Every entry must be duplicated precisely as written.

|---|

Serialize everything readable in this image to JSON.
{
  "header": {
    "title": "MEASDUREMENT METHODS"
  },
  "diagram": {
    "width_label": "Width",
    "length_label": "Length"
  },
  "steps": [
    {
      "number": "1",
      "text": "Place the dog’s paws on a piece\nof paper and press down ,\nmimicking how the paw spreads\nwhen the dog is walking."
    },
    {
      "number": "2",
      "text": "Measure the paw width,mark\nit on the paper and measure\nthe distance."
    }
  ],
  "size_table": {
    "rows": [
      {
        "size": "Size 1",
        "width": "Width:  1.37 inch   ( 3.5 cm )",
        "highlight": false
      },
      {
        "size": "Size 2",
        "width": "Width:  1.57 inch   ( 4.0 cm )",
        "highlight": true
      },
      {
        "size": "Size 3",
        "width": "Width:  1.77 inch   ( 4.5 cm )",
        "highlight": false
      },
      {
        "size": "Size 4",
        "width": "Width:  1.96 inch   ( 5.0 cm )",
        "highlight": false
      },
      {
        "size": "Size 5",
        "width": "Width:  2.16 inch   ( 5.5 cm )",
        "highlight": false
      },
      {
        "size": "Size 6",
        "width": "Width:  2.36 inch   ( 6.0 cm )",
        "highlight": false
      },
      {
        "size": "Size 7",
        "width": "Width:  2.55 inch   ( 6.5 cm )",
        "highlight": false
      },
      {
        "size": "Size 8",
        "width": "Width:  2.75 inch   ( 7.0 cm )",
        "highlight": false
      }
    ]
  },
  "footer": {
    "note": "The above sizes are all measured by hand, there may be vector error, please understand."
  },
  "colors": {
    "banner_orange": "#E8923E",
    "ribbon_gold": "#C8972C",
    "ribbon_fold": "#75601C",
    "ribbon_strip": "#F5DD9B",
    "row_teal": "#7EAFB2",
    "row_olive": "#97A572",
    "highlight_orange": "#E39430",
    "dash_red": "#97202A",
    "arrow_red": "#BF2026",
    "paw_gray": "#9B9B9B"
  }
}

|---|

▶ Output for this exercise:
Serialize everything readable in this image to JSON.
{
  "header": {
    "title": "MEASDUREMENT METHODS"
  },
  "diagram": {
    "width_label": "Width",
    "length_label": "Length"
  },
  "steps": [
    {
      "number": "1",
      "text": "Place the dog’s paws on a piece\nof paper and press down ,\nmimicking how the paw spreads\nwhen the dog is walking."
    },
    {
      "number": "2",
      "text": "Measure the paw width,mark\nit on the paper and measure\nthe distance."
    }
  ],
  "size_table": {
    "rows": [
      {
        "size": "Size 1",
        "width": "Width:  1.37 inch   ( 3.5 cm )",
        "highlight": false
      },
      {
        "size": "Size 2",
        "width": "Width:  1.57 inch   ( 4.0 cm )",
        "highlight": true
      },
      {
        "size": "Size 3",
        "width": "Width:  1.77 inch   ( 4.5 cm )",
        "highlight": false
      },
      {
        "size": "Size 4",
        "width": "Width:  1.96 inch   ( 5.0 cm )",
        "highlight": false
      },
      {
        "size": "Size 5",
        "width": "Width:  2.16 inch   ( 5.5 cm )",
        "highlight": false
      },
      {
        "size": "Size 6",
        "width": "Width:  2.36 inch   ( 6.0 cm )",
        "highlight": false
      },
      {
        "size": "Size 7",
        "width": "Width:  2.55 inch   ( 6.5 cm )",
        "highlight": false
      },
      {
        "size": "Size 8",
        "width": "Width:  2.75 inch   ( 7.0 cm )",
        "highlight": false
      }
    ]
  },
  "footer": {
    "note": "The above sizes are all measured by hand, there may be vector error, please understand."
  },
  "colors": {
    "banner_orange": "#E8923E",
    "ribbon_gold": "#C8972C",
    "ribbon_fold": "#75601C",
    "ribbon_strip": "#F5DD9B",
    "row_teal": "#7EAFB2",
    "row_olive": "#97A572",
    "highlight_orange": "#E39430",
    "dash_red": "#97202A",
    "arrow_red": "#BF2026",
    "paw_gray": "#9B9B9B"
  }
}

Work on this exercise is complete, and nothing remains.